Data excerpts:
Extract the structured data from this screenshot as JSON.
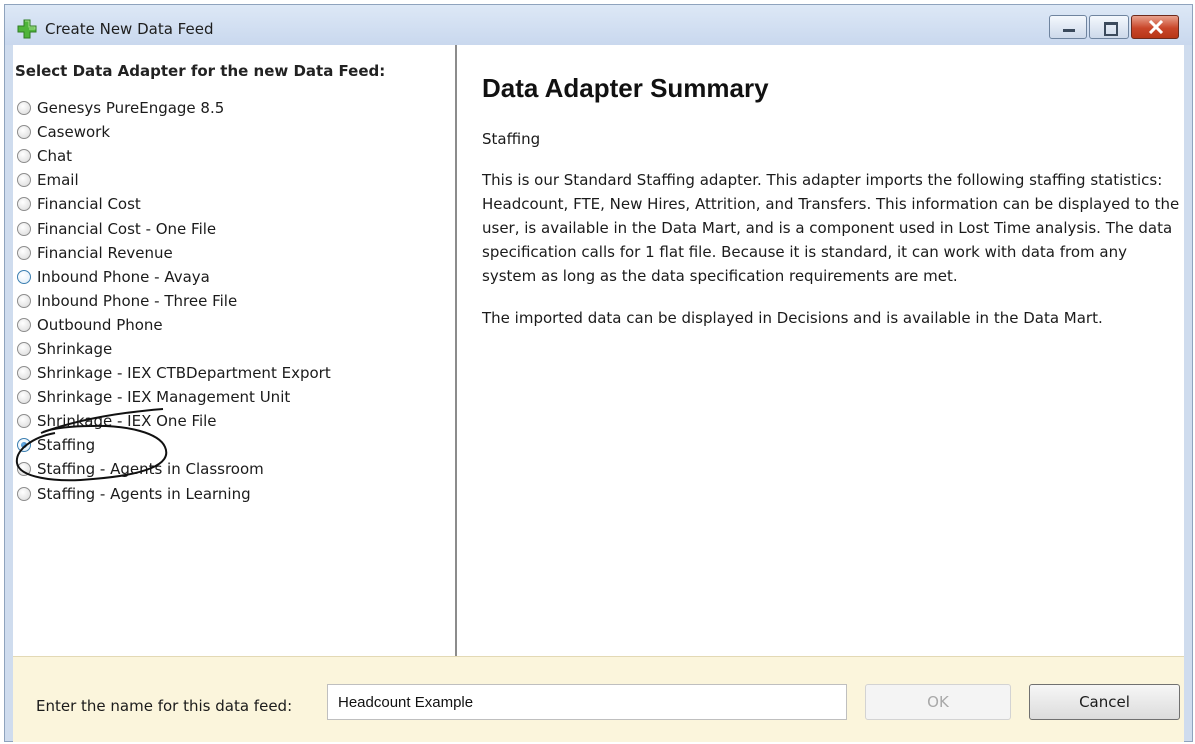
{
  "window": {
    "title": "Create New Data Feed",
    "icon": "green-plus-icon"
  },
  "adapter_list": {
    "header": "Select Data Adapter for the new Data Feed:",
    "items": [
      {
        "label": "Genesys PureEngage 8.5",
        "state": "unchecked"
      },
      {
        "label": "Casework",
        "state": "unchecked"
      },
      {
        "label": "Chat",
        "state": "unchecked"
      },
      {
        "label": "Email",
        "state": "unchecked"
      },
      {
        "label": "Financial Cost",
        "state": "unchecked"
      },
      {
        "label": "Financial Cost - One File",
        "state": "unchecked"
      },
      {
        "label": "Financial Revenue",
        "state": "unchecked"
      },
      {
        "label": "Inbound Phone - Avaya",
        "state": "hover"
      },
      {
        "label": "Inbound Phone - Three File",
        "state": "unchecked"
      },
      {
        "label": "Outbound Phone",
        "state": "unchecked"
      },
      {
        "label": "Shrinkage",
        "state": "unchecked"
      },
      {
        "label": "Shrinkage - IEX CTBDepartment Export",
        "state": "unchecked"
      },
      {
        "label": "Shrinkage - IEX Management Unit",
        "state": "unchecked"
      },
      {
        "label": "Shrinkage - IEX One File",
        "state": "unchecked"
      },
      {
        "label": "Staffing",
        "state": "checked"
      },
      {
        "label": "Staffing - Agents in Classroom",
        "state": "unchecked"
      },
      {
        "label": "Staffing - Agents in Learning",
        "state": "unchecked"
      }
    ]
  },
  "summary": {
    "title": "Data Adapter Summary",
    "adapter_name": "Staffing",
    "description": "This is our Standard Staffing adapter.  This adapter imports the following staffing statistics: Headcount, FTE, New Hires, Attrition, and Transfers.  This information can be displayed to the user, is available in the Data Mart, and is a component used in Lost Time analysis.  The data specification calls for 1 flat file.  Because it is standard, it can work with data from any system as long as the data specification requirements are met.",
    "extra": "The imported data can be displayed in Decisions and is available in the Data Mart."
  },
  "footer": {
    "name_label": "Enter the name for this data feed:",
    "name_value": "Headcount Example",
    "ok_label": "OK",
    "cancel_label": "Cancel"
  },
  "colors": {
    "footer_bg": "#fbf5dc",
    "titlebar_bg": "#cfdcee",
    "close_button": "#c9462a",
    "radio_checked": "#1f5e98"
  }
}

**Your task**
Your reply should be the entries above, repeated exactly and free of pictures.

**Written response**
Extract the structured data from this screenshot as JSON.
{
  "window": {
    "title": "Create New Data Feed",
    "icon": "green-plus-icon"
  },
  "adapter_list": {
    "header": "Select Data Adapter for the new Data Feed:",
    "items": [
      {
        "label": "Genesys PureEngage 8.5",
        "state": "unchecked"
      },
      {
        "label": "Casework",
        "state": "unchecked"
      },
      {
        "label": "Chat",
        "state": "unchecked"
      },
      {
        "label": "Email",
        "state": "unchecked"
      },
      {
        "label": "Financial Cost",
        "state": "unchecked"
      },
      {
        "label": "Financial Cost - One File",
        "state": "unchecked"
      },
      {
        "label": "Financial Revenue",
        "state": "unchecked"
      },
      {
        "label": "Inbound Phone - Avaya",
        "state": "hover"
      },
      {
        "label": "Inbound Phone - Three File",
        "state": "unchecked"
      },
      {
        "label": "Outbound Phone",
        "state": "unchecked"
      },
      {
        "label": "Shrinkage",
        "state": "unchecked"
      },
      {
        "label": "Shrinkage - IEX CTBDepartment Export",
        "state": "unchecked"
      },
      {
        "label": "Shrinkage - IEX Management Unit",
        "state": "unchecked"
      },
      {
        "label": "Shrinkage - IEX One File",
        "state": "unchecked"
      },
      {
        "label": "Staffing",
        "state": "checked"
      },
      {
        "label": "Staffing - Agents in Classroom",
        "state": "unchecked"
      },
      {
        "label": "Staffing - Agents in Learning",
        "state": "unchecked"
      }
    ]
  },
  "summary": {
    "title": "Data Adapter Summary",
    "adapter_name": "Staffing",
    "description": "This is our Standard Staffing adapter.  This adapter imports the following staffing statistics: Headcount, FTE, New Hires, Attrition, and Transfers.  This information can be displayed to the user, is available in the Data Mart, and is a component used in Lost Time analysis.  The data specification calls for 1 flat file.  Because it is standard, it can work with data from any system as long as the data specification requirements are met.",
    "extra": "The imported data can be displayed in Decisions and is available in the Data Mart."
  },
  "footer": {
    "name_label": "Enter the name for this data feed:",
    "name_value": "Headcount Example",
    "ok_label": "OK",
    "cancel_label": "Cancel"
  },
  "colors": {
    "footer_bg": "#fbf5dc",
    "titlebar_bg": "#cfdcee",
    "close_button": "#c9462a",
    "radio_checked": "#1f5e98"
  }
}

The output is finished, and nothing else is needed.